## Begin Records provided

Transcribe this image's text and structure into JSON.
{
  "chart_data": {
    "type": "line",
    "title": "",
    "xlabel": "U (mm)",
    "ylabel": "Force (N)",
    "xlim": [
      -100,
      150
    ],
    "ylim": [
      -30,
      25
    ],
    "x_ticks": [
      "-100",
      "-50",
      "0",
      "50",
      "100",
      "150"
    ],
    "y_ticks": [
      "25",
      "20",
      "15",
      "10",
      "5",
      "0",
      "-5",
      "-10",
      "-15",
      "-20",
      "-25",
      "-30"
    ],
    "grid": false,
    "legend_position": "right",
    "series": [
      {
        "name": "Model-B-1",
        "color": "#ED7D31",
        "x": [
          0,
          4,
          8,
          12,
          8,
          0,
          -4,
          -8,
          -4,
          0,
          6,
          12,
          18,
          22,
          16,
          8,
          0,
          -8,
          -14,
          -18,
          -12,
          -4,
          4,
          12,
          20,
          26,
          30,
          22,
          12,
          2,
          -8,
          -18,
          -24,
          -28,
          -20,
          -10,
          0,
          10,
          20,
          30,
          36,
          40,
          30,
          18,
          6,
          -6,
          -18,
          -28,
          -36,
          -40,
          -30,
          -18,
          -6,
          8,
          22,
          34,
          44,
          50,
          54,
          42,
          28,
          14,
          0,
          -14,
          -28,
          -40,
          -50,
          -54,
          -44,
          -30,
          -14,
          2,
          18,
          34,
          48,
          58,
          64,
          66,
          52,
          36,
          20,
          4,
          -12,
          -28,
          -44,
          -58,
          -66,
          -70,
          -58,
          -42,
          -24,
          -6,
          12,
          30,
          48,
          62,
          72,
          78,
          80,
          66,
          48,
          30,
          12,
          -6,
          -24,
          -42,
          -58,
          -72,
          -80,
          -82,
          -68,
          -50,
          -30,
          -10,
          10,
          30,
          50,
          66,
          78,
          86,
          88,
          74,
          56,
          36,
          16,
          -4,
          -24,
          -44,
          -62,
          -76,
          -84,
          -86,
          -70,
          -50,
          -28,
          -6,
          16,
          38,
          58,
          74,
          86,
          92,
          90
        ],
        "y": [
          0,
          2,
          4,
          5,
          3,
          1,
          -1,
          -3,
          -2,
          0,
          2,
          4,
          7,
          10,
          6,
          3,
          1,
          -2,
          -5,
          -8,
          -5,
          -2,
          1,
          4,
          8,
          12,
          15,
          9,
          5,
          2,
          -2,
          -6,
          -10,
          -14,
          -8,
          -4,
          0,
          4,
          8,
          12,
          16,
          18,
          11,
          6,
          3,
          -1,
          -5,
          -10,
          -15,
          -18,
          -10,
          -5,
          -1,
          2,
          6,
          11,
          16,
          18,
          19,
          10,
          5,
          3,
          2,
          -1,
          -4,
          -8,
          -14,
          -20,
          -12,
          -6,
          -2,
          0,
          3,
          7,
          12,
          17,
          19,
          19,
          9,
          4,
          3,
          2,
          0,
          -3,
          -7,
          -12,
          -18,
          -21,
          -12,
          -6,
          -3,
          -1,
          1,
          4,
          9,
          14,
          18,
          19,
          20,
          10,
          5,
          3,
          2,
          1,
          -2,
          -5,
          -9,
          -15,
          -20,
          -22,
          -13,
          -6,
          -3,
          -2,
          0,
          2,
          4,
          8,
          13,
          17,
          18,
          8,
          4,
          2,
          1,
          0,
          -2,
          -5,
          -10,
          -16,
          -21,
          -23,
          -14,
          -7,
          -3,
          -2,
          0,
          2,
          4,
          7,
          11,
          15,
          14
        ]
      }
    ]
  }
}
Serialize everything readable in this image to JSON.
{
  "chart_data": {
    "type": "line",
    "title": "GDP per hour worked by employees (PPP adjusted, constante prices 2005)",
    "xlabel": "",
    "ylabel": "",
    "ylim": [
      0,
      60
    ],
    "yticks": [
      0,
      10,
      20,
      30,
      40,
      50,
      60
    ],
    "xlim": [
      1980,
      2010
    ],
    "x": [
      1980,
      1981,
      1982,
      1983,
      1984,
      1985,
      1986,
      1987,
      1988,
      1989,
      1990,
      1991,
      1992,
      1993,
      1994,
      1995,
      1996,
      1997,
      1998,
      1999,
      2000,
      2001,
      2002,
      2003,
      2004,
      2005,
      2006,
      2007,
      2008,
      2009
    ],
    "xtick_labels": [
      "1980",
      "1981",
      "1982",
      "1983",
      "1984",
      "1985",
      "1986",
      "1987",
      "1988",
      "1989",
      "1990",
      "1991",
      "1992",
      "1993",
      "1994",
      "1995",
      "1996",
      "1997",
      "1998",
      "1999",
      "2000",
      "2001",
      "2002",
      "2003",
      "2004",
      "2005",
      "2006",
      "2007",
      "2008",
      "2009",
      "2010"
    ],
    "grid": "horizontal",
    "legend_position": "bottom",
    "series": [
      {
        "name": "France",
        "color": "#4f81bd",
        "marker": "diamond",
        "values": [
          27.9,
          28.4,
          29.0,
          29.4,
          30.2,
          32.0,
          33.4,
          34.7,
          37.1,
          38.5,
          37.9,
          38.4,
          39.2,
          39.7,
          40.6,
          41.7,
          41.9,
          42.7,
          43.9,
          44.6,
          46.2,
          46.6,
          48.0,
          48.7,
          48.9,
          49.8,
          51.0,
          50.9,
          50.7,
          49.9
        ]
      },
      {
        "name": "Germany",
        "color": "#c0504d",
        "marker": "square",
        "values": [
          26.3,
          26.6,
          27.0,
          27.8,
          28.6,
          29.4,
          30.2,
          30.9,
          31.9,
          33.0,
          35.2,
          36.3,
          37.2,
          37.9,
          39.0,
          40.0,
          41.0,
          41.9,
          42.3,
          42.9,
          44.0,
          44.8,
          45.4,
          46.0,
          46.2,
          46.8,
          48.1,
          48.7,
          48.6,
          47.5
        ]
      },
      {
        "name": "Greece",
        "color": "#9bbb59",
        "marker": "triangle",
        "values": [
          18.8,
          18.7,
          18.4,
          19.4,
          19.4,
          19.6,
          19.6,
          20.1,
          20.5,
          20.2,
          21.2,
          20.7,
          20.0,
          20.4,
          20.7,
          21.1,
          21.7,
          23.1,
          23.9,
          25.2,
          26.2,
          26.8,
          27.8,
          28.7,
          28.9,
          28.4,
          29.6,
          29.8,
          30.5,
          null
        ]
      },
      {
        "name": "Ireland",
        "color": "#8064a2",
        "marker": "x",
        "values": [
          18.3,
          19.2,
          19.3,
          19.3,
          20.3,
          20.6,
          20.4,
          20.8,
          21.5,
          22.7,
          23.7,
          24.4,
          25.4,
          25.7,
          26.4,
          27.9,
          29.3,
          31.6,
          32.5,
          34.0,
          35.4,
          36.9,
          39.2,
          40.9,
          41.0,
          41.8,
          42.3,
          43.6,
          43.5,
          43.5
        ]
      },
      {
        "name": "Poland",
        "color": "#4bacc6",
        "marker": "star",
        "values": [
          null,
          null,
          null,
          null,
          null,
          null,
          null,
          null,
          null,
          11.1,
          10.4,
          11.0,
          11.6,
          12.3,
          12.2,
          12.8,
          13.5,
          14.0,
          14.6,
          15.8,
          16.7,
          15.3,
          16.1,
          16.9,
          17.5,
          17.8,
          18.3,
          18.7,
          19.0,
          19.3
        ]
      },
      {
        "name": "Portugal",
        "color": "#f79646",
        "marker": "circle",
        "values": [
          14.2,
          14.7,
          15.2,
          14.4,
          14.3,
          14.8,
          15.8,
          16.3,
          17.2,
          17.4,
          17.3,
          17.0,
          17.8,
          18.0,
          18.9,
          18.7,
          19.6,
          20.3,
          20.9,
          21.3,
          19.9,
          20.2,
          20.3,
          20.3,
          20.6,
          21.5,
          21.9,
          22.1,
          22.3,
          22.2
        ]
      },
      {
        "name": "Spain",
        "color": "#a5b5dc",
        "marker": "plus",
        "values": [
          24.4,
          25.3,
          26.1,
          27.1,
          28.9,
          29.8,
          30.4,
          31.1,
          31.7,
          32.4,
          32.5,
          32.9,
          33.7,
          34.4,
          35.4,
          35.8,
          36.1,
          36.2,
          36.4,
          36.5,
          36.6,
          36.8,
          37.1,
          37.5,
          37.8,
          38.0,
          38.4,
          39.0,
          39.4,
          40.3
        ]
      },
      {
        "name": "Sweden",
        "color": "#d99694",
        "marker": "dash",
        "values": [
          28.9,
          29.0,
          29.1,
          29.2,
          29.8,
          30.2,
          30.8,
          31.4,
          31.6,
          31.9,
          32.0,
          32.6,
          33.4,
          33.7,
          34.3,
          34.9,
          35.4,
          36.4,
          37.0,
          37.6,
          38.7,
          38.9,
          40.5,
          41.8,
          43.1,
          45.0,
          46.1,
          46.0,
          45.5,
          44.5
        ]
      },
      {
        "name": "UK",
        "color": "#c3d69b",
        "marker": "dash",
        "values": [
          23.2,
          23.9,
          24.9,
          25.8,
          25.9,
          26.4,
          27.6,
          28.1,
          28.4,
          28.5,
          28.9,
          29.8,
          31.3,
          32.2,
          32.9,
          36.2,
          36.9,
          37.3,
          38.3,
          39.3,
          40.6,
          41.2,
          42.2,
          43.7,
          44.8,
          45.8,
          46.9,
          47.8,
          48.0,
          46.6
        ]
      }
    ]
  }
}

## End Records provided

Reproduce every line from the entries that holds the word "this".

- [Worked solution]
Transcribe this image's text and structure into JSON.
Serialize everything readable in this image to JSON.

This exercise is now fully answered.